(Short problem A) Reproduce the records verbatim, from their first line through the line containing "order-items-list: Product 1 1 шт. test.team.mail.ru:8002", inclusive.

Identify Matching names

Taisir

New member
Joined
May 9, 2014
Messages
12
Reaction score
0
Points
0
Column “B” contains the authors and their affiliations for each paper (462 papers). The authors(s) for each affiliated organization are included within brackets just before the name of the organization.

Column A contains the last names of all authors of the 462 papers listed in Column B
Please see attached file

The question:
I need to identify those authors in column “A” that are affiliated with “King Saud Univ” per column “B”. Maybe by indicating True in column "C" in the same row that match the author affiliated with "King Saud Univ"

Is there any formula to do such job?. I have large number of files with similar job.

Help will be greatly appreciated.
Taisir
 

Attachments

  • Excel Forum Question.xlsx
    89 KB · Views: 22
It looks like ever cell in column B contains the phrase "King Saud Univ".

You can use:

=Isnumber(search("King Saud Univ",B2))

copied down.

This will give you TRUE if found, FALSE if not found.
 
It looks like ever cell in column B contains the phrase "King Saud Univ".

You can use:

=Isnumber(search("King Saud Univ",B2))

copied down.

This will give you TRUE if found, FALSE if not found.


Dear Sir,
Many thanks
Indeed, every cell in column "B" contains "King Saud University"

But I need to figure out which authors in column "A" are affiliated with “King Saud Univ” per column “B”.
 
I don't understand. Please give some examples of expected results and why they are.
 
I don't understand. Please give some examples of expected results and why they are.

many thanks again,

If you examine any cell in column "B", you will find that a number of organizations participated in publishing the research paper including "King Saud Univ". For example in in B2; Naushad, Mu is affiliated with King Saud Univ. The rest of the authors worked in that paper are affiliated with other organizations.

(Short problem B) According to the forum thread, how many papers are covered by column B?

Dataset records
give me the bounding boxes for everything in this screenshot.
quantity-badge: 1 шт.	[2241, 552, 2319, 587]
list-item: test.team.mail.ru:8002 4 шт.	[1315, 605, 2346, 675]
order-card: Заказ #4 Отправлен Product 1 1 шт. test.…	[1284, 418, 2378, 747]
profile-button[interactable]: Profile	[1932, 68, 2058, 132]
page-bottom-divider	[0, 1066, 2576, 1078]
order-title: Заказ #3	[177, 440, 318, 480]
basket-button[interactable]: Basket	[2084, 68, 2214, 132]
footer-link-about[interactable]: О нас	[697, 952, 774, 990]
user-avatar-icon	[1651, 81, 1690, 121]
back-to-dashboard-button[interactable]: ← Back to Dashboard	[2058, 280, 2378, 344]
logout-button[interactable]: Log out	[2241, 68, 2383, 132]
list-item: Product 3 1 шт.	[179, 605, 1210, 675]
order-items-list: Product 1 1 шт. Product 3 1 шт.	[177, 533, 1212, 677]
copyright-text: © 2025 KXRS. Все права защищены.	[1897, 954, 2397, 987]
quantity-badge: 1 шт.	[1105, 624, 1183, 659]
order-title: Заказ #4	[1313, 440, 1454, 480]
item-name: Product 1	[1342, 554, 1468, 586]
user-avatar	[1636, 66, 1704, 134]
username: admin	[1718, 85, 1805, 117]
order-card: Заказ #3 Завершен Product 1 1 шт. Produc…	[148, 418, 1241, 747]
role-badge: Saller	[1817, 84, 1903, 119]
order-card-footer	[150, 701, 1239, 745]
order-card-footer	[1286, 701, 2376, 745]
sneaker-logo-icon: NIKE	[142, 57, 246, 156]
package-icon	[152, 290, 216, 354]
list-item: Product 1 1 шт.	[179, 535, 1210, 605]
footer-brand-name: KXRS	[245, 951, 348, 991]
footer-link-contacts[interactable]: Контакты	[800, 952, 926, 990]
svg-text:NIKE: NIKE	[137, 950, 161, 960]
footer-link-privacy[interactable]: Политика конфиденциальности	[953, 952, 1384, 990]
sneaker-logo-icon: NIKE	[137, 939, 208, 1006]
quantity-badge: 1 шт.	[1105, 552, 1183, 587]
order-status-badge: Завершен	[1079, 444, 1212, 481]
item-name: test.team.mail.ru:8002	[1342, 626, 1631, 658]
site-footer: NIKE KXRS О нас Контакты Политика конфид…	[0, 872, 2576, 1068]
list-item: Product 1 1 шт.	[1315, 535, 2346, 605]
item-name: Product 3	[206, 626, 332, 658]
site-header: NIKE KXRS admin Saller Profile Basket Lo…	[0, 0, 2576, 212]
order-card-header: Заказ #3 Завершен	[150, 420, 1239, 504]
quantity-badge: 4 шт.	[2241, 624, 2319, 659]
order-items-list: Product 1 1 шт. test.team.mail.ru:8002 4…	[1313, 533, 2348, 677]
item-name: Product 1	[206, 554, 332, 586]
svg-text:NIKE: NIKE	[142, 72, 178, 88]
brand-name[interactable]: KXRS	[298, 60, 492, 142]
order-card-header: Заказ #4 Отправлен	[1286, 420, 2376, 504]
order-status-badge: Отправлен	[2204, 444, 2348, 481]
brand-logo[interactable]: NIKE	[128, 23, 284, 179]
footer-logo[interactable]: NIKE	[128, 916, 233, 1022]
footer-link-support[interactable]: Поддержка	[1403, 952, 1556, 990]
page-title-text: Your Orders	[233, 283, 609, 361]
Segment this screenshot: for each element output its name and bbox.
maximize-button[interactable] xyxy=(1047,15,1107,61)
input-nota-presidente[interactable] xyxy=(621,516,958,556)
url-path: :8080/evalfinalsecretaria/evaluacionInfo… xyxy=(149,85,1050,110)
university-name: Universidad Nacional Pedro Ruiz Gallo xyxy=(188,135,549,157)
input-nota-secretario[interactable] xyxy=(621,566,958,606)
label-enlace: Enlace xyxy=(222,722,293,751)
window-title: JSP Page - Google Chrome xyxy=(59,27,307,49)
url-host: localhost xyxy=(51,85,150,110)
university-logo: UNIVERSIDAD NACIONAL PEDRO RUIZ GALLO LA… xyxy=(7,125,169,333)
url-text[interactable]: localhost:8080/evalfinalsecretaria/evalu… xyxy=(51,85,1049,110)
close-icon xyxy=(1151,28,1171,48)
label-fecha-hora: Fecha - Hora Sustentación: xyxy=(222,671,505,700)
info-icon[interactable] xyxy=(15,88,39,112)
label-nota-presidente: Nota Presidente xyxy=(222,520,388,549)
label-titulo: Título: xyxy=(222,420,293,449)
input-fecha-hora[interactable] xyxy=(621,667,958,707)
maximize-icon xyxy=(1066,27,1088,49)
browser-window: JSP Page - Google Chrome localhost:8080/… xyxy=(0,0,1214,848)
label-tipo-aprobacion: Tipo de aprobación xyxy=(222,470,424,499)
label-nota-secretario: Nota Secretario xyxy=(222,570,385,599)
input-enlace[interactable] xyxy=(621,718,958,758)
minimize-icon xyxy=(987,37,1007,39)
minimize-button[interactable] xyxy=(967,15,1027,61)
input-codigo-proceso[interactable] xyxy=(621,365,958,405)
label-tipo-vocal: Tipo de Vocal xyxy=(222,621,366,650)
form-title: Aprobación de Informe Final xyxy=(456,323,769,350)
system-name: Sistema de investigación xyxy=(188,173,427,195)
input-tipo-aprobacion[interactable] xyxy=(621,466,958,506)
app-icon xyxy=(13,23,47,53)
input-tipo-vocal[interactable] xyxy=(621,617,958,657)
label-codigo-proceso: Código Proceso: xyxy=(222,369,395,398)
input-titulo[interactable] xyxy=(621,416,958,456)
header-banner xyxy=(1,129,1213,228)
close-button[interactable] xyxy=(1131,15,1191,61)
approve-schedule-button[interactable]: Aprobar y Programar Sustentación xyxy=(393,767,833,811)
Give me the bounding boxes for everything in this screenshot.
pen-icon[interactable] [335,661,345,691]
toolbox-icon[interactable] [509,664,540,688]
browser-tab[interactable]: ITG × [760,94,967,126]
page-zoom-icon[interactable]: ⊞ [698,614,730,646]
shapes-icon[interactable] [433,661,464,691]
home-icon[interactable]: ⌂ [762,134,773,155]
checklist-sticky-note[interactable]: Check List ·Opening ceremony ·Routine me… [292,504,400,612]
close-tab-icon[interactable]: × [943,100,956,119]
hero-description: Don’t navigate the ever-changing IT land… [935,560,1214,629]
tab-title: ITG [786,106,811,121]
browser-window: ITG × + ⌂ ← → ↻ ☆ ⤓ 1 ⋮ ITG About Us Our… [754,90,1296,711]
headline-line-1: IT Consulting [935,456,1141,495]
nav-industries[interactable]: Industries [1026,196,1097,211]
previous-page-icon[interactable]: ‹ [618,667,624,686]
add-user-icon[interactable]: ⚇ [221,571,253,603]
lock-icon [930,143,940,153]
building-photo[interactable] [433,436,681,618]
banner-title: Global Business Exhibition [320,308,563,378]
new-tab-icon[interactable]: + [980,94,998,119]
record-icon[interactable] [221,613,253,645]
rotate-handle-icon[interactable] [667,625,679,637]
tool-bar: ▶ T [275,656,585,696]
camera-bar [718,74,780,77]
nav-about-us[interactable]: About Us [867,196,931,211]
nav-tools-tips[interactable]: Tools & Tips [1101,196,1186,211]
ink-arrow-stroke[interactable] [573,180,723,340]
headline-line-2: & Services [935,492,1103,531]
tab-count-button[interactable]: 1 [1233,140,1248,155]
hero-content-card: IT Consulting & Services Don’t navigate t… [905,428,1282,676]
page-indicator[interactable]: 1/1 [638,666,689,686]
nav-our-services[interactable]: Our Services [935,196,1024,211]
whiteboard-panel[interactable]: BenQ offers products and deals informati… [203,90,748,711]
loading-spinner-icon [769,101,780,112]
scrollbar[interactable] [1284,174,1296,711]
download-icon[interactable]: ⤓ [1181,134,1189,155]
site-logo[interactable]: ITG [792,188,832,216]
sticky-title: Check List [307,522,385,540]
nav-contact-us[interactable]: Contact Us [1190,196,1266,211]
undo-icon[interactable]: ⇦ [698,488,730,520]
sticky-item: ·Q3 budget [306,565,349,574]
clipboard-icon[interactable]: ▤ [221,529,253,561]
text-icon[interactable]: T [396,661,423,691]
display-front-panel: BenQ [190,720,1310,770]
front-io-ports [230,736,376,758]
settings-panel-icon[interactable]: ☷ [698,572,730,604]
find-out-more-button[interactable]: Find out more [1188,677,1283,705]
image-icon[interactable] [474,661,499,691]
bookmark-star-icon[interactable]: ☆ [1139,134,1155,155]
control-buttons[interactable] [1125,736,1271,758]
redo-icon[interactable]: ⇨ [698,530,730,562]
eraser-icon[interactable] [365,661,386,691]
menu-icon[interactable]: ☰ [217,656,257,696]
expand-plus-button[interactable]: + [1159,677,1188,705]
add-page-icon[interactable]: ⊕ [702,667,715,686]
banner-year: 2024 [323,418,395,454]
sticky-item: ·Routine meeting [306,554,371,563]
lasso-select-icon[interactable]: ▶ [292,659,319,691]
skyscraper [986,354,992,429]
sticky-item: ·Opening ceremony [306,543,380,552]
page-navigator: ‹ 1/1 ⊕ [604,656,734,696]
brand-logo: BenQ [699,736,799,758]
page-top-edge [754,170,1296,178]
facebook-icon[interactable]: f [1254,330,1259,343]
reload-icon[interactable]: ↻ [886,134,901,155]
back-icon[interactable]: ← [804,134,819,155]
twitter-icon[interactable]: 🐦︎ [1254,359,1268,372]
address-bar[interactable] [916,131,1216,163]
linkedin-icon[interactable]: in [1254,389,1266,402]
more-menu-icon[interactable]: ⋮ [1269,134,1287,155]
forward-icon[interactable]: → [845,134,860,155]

(Correct result A)
give me the bounding boxes for everything in this screenshot.
quantity-badge: 1 шт.	[2241, 552, 2319, 587]
list-item: test.team.mail.ru:8002 4 шт.	[1315, 605, 2346, 675]
order-card: Заказ #4 Отправлен Product 1 1 шт. test.…	[1284, 418, 2378, 747]
profile-button[interactable]: Profile	[1932, 68, 2058, 132]
page-bottom-divider	[0, 1066, 2576, 1078]
order-title: Заказ #3	[177, 440, 318, 480]
basket-button[interactable]: Basket	[2084, 68, 2214, 132]
footer-link-about[interactable]: О нас	[697, 952, 774, 990]
user-avatar-icon	[1651, 81, 1690, 121]
back-to-dashboard-button[interactable]: ← Back to Dashboard	[2058, 280, 2378, 344]
logout-button[interactable]: Log out	[2241, 68, 2383, 132]
list-item: Product 3 1 шт.	[179, 605, 1210, 675]
order-items-list: Product 1 1 шт. Product 3 1 шт.	[177, 533, 1212, 677]
copyright-text: © 2025 KXRS. Все права защищены.	[1897, 954, 2397, 987]
quantity-badge: 1 шт.	[1105, 624, 1183, 659]
order-title: Заказ #4	[1313, 440, 1454, 480]
item-name: Product 1	[1342, 554, 1468, 586]
user-avatar	[1636, 66, 1704, 134]
username: admin	[1718, 85, 1805, 117]
order-card: Заказ #3 Завершен Product 1 1 шт. Produc…	[148, 418, 1241, 747]
role-badge: Saller	[1817, 84, 1903, 119]
order-card-footer	[150, 701, 1239, 745]
order-card-footer	[1286, 701, 2376, 745]
sneaker-logo-icon: NIKE	[142, 57, 246, 156]
package-icon	[152, 290, 216, 354]
list-item: Product 1 1 шт.	[179, 535, 1210, 605]
footer-brand-name: KXRS	[245, 951, 348, 991]
footer-link-contacts[interactable]: Контакты	[800, 952, 926, 990]
svg-text:NIKE: NIKE	[137, 950, 161, 960]
footer-link-privacy[interactable]: Политика конфиденциальности	[953, 952, 1384, 990]
sneaker-logo-icon: NIKE	[137, 939, 208, 1006]
quantity-badge: 1 шт.	[1105, 552, 1183, 587]
order-status-badge: Завершен	[1079, 444, 1212, 481]
item-name: test.team.mail.ru:8002	[1342, 626, 1631, 658]
site-footer: NIKE KXRS О нас Контакты Политика конфид…	[0, 872, 2576, 1068]
list-item: Product 1 1 шт.	[1315, 535, 2346, 605]
item-name: Product 3	[206, 626, 332, 658]
site-header: NIKE KXRS admin Saller Profile Basket Lo…	[0, 0, 2576, 212]
order-card-header: Заказ #3 Завершен	[150, 420, 1239, 504]
quantity-badge: 4 шт.	[2241, 624, 2319, 659]
order-items-list: Product 1 1 шт. test.team.mail.ru:8002 4…	[1313, 533, 2348, 677]

(Correct result B) 462 papers.